REQUIRED TASK:
Examine the entries and show every line in which the word "init" is found.

DATA LISTING:
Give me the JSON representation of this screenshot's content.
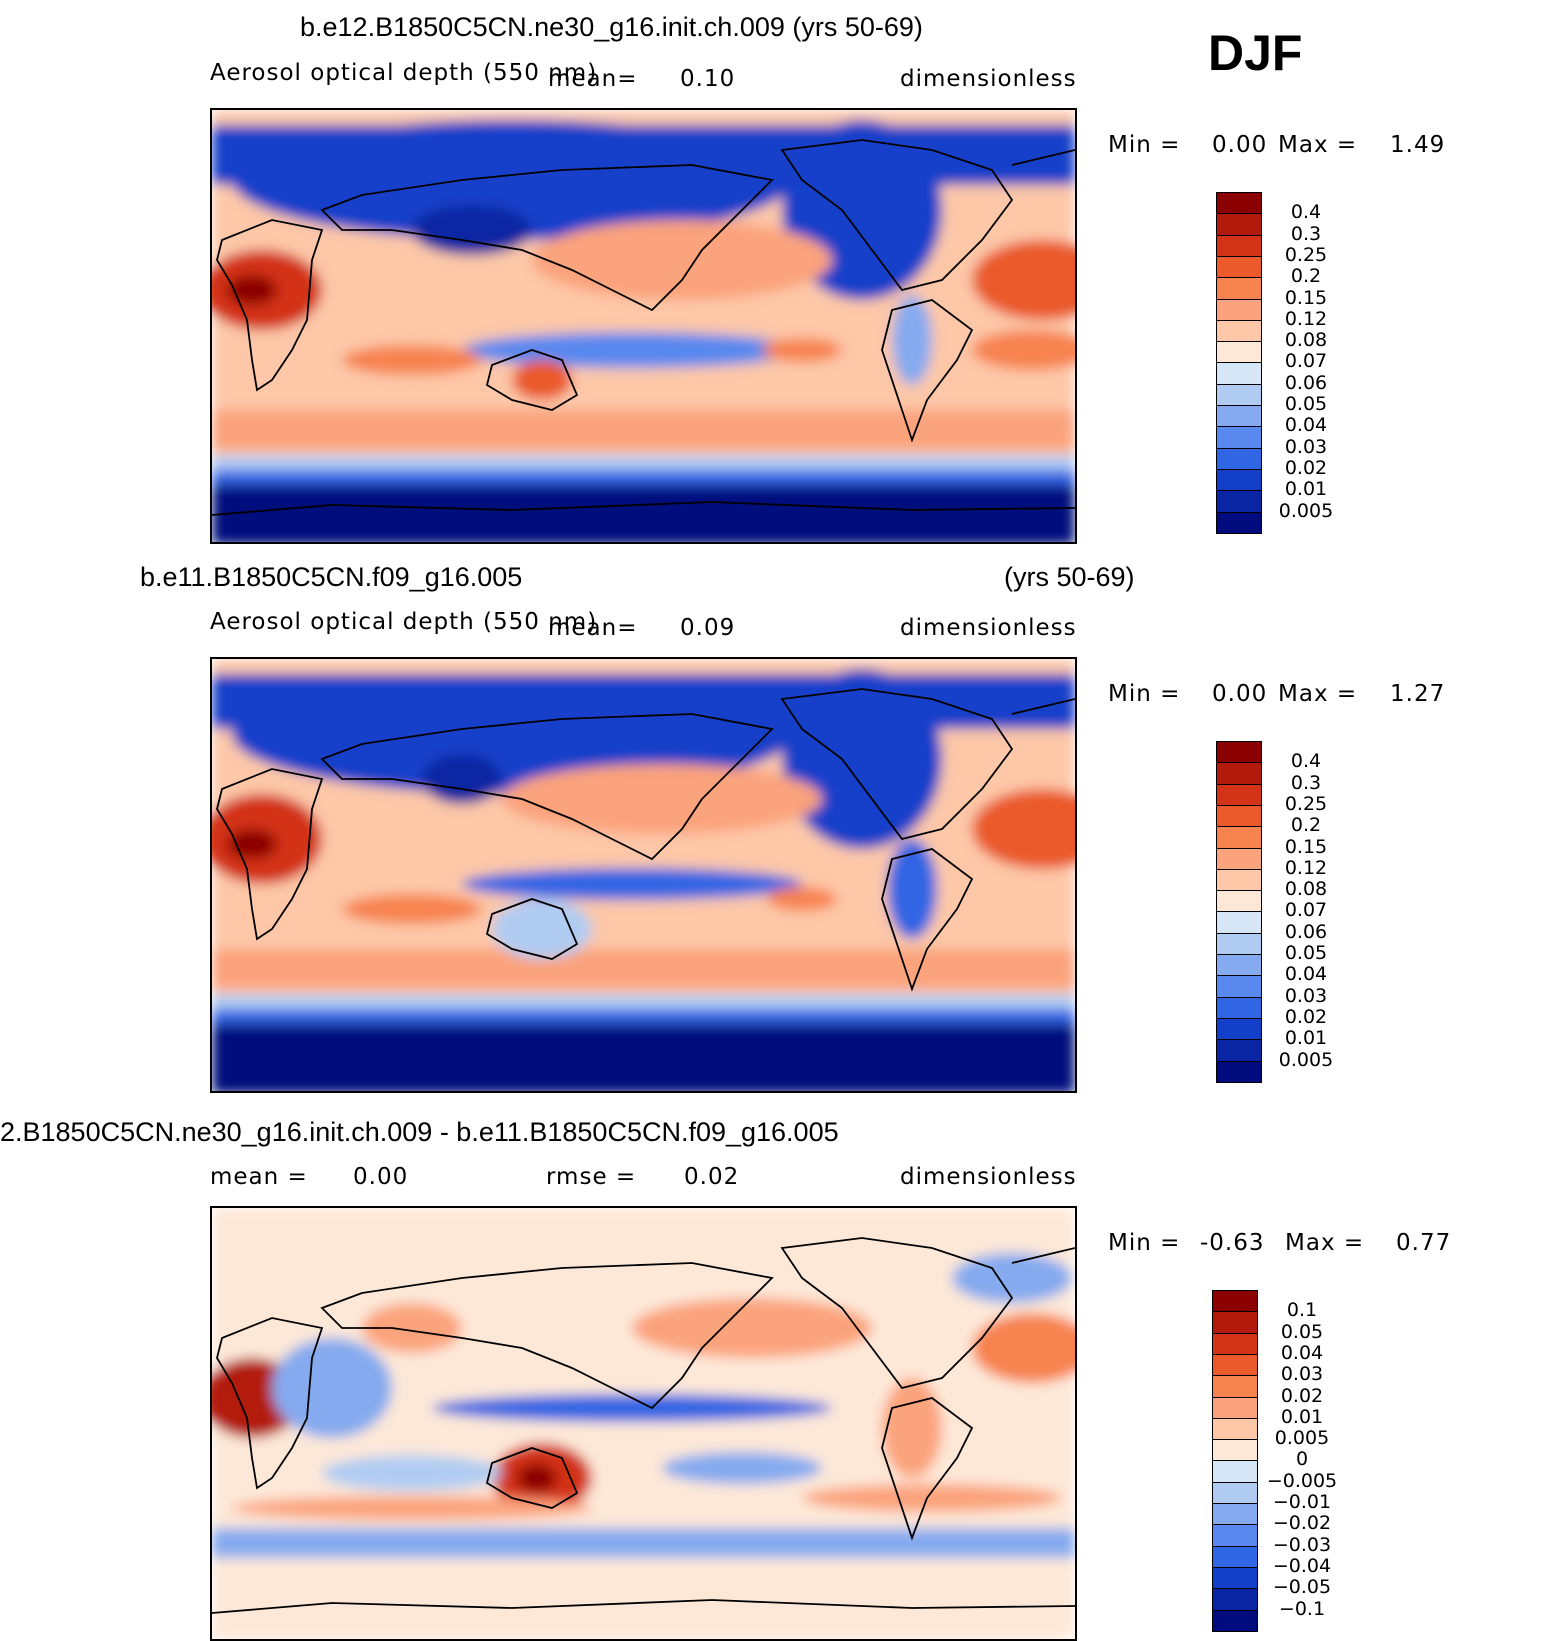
{
  "season": "DJF",
  "panels": [
    {
      "title_left": "b.e12.B1850C5CN.ne30_g16.init.ch.009 (yrs 50-69)",
      "title_right": "",
      "variable": "Aerosol optical depth (550 nm)",
      "mean_label": "mean=",
      "mean_value": "0.10",
      "units": "dimensionless",
      "min_label": "Min =",
      "min_value": "0.00",
      "max_label": "Max =",
      "max_value": "1.49",
      "levels": [
        "0.4",
        "0.3",
        "0.25",
        "0.2",
        "0.15",
        "0.12",
        "0.08",
        "0.07",
        "0.06",
        "0.05",
        "0.04",
        "0.03",
        "0.02",
        "0.01",
        "0.005"
      ],
      "colors": [
        "#8b0000",
        "#b31a0c",
        "#d33316",
        "#ea5a2a",
        "#f7834f",
        "#fba37c",
        "#fdc7a8",
        "#fde8d8",
        "#d7e6f7",
        "#b0ccf2",
        "#85aaef",
        "#5988ee",
        "#3065e3",
        "#1440c9",
        "#0a25a3",
        "#000c7d"
      ]
    },
    {
      "title_left": "b.e11.B1850C5CN.f09_g16.005",
      "title_right": "(yrs 50-69)",
      "variable": "Aerosol optical depth (550 nm)",
      "mean_label": "mean=",
      "mean_value": "0.09",
      "units": "dimensionless",
      "min_label": "Min =",
      "min_value": "0.00",
      "max_label": "Max =",
      "max_value": "1.27",
      "levels": [
        "0.4",
        "0.3",
        "0.25",
        "0.2",
        "0.15",
        "0.12",
        "0.08",
        "0.07",
        "0.06",
        "0.05",
        "0.04",
        "0.03",
        "0.02",
        "0.01",
        "0.005"
      ],
      "colors": [
        "#8b0000",
        "#b31a0c",
        "#d33316",
        "#ea5a2a",
        "#f7834f",
        "#fba37c",
        "#fdc7a8",
        "#fde8d8",
        "#d7e6f7",
        "#b0ccf2",
        "#85aaef",
        "#5988ee",
        "#3065e3",
        "#1440c9",
        "#0a25a3",
        "#000c7d"
      ]
    },
    {
      "title_left": "2.B1850C5CN.ne30_g16.init.ch.009 - b.e11.B1850C5CN.f09_g16.005",
      "title_right": "",
      "mean_label": "mean =",
      "mean_value": "0.00",
      "rmse_label": "rmse =",
      "rmse_value": "0.02",
      "units": "dimensionless",
      "min_label": "Min =",
      "min_value": "-0.63",
      "max_label": "Max =",
      "max_value": "0.77",
      "levels": [
        "0.1",
        "0.05",
        "0.04",
        "0.03",
        "0.02",
        "0.01",
        "0.005",
        "0",
        "-0.005",
        "-0.01",
        "-0.02",
        "-0.03",
        "-0.04",
        "-0.05",
        "-0.1"
      ],
      "colors": [
        "#8b0000",
        "#b31a0c",
        "#d33316",
        "#ea5a2a",
        "#f7834f",
        "#fba37c",
        "#fdc7a8",
        "#fde8d8",
        "#d7e6f7",
        "#b0ccf2",
        "#85aaef",
        "#5988ee",
        "#3065e3",
        "#1440c9",
        "#0a25a3",
        "#000c7d"
      ]
    }
  ]
}
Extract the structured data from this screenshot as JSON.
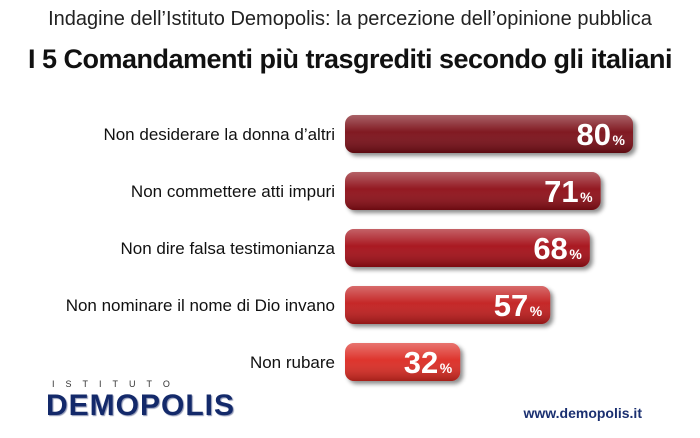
{
  "header": {
    "subtitle": "Indagine dell’Istituto Demopolis: la percezione dell’opinione pubblica",
    "title": "I 5 Comandamenti più trasgrediti secondo gli italiani"
  },
  "chart_data": {
    "type": "bar",
    "orientation": "horizontal",
    "categories": [
      "Non desiderare la donna d’altri",
      "Non commettere atti impuri",
      "Non dire falsa testimonianza",
      "Non nominare il nome di Dio invano",
      "Non rubare"
    ],
    "values": [
      80,
      71,
      68,
      57,
      32
    ],
    "value_labels": [
      "80",
      "71",
      "68",
      "57",
      "32"
    ],
    "unit": "%",
    "bar_colors": [
      "#7a0a12",
      "#8e0d14",
      "#a50f16",
      "#c21a1c",
      "#dc2a22"
    ]
  },
  "footer": {
    "logo_top": "ISTITUTO",
    "logo_main": "DEMOPOLIS",
    "website": "www.demopolis.it"
  }
}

COMPLETED EXERCISE:
      "title_left": "b.e12.B1850C5CN.ne30_g16.init.ch.009 (yrs 50-69)",
      "title_left": "2.B1850C5CN.ne30_g16.init.ch.009 - b.e11.B1850C5CN.f09_g16.005",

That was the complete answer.